Task goal -> Give the lines again exactly, from the one holding "Read out every word on this page." to the last line of the listing below, both ends included and nothing added.

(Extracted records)

+++

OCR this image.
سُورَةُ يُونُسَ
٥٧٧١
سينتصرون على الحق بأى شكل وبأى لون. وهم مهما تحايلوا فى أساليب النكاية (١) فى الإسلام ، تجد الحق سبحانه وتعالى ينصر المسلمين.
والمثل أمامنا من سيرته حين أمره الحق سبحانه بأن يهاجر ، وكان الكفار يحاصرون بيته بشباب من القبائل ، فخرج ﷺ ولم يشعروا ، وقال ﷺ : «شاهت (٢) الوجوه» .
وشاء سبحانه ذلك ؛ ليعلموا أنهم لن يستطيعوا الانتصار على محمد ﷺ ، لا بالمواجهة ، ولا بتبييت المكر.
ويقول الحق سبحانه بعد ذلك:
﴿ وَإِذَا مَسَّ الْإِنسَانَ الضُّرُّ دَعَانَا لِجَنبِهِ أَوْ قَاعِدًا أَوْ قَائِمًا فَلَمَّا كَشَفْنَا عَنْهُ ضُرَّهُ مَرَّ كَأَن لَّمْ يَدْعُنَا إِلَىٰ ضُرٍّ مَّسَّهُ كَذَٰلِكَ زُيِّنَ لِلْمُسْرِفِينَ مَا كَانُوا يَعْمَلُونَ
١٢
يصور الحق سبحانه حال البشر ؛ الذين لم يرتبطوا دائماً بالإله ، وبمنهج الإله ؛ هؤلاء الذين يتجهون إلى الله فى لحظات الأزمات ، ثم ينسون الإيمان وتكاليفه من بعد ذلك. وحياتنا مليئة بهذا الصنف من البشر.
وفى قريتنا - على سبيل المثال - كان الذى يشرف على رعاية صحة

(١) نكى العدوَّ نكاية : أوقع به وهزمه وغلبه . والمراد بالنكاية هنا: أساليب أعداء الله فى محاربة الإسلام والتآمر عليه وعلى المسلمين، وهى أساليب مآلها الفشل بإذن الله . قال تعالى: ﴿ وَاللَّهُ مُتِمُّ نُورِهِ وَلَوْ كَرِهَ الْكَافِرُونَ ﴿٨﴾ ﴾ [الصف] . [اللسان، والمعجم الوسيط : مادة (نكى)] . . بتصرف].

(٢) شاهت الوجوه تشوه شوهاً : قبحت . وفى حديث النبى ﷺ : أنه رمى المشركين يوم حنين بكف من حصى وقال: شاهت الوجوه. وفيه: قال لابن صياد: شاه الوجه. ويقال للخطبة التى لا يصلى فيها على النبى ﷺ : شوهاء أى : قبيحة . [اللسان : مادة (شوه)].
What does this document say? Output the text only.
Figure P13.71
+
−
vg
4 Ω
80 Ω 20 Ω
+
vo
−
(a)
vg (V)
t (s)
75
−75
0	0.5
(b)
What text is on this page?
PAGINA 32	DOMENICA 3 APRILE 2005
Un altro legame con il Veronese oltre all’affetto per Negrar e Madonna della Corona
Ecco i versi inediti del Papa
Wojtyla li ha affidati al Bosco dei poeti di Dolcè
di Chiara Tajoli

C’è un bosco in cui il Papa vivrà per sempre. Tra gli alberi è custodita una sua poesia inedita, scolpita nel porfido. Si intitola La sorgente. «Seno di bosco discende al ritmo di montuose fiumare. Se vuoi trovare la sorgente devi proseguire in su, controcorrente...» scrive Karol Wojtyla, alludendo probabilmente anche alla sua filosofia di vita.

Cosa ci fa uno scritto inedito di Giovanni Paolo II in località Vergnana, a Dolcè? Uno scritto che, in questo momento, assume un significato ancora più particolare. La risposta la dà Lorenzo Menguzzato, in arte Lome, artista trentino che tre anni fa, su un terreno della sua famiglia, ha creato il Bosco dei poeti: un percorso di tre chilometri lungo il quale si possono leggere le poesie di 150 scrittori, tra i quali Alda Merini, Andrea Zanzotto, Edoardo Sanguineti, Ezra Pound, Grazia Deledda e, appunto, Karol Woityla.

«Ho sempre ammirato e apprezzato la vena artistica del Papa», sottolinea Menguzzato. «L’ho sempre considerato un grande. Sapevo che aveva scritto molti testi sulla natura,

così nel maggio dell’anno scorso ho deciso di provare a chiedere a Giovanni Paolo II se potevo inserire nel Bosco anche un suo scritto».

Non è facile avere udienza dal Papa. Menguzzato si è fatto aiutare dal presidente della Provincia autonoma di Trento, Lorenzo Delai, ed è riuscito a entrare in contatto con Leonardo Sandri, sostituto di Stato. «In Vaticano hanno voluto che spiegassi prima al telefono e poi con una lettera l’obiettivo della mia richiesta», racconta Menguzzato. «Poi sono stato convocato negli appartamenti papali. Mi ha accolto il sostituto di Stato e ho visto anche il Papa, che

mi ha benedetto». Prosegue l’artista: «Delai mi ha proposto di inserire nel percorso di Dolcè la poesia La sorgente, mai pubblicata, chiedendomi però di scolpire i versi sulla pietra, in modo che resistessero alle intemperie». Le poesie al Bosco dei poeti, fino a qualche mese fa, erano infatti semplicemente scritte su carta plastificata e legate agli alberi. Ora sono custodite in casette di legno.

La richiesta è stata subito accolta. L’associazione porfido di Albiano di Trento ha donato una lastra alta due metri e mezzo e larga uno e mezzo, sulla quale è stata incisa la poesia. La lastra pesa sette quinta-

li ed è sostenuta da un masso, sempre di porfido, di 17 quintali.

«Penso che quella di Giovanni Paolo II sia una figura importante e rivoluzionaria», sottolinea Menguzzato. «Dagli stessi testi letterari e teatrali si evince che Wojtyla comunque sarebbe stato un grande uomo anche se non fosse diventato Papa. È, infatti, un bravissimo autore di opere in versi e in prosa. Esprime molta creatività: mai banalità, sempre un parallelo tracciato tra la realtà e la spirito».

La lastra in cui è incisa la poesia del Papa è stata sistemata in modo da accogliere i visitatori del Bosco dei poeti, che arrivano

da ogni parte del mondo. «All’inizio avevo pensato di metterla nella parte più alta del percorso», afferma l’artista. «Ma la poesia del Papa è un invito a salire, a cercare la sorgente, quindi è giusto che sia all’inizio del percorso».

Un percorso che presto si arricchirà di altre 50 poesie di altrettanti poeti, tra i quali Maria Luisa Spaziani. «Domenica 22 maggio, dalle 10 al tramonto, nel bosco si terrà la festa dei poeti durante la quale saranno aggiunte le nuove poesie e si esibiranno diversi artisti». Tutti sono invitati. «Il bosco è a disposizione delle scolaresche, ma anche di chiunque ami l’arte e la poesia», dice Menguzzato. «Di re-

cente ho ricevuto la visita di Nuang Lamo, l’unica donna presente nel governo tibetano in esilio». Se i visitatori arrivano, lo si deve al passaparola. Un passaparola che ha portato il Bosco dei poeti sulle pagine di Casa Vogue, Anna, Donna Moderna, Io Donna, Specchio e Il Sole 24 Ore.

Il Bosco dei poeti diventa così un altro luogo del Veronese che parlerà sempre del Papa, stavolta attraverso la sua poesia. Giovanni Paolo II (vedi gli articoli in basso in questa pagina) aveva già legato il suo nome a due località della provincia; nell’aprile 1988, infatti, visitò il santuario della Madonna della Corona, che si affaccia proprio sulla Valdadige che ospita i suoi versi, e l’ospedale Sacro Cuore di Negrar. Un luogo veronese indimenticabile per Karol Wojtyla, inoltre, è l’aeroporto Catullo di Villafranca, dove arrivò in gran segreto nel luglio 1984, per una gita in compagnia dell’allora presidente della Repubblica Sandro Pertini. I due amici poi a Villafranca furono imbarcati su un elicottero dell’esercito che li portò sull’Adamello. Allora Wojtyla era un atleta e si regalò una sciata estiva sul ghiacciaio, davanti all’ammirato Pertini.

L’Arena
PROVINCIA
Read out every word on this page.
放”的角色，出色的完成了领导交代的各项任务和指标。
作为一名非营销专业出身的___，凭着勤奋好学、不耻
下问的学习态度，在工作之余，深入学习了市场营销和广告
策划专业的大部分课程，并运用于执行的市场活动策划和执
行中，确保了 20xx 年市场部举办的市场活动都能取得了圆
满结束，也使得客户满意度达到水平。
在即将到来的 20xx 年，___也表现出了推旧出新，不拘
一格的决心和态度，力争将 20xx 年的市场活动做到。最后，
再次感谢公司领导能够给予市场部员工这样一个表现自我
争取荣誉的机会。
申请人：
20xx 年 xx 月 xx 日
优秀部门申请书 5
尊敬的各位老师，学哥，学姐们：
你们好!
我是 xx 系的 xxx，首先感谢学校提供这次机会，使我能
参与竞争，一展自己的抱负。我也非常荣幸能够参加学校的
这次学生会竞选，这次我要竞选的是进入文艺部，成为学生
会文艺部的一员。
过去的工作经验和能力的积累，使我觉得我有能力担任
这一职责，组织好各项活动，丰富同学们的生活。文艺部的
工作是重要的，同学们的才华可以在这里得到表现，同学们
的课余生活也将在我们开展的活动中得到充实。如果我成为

+++

Result of this exercise ->
Read out every word on this page.
放”的角色，出色的完成了领导交代的各项任务和指标。
作为一名非营销专业出身的___，凭着勤奋好学、不耻
下问的学习态度，在工作之余，深入学习了市场营销和广告
策划专业的大部分课程，并运用于执行的市场活动策划和执
行中，确保了 20xx 年市场部举办的市场活动都能取得了圆
满结束，也使得客户满意度达到水平。
在即将到来的 20xx 年，___也表现出了推旧出新，不拘
一格的决心和态度，力争将 20xx 年的市场活动做到。最后，
再次感谢公司领导能够给予市场部员工这样一个表现自我
争取荣誉的机会。
申请人：
20xx 年 xx 月 xx 日
优秀部门申请书 5
尊敬的各位老师，学哥，学姐们：
你们好!
我是 xx 系的 xxx，首先感谢学校提供这次机会，使我能
参与竞争，一展自己的抱负。我也非常荣幸能够参加学校的
这次学生会竞选，这次我要竞选的是进入文艺部，成为学生
会文艺部的一员。
过去的工作经验和能力的积累，使我觉得我有能力担任
这一职责，组织好各项活动，丰富同学们的生活。文艺部的
工作是重要的，同学们的才华可以在这里得到表现，同学们
的课余生活也将在我们开展的活动中得到充实。如果我成为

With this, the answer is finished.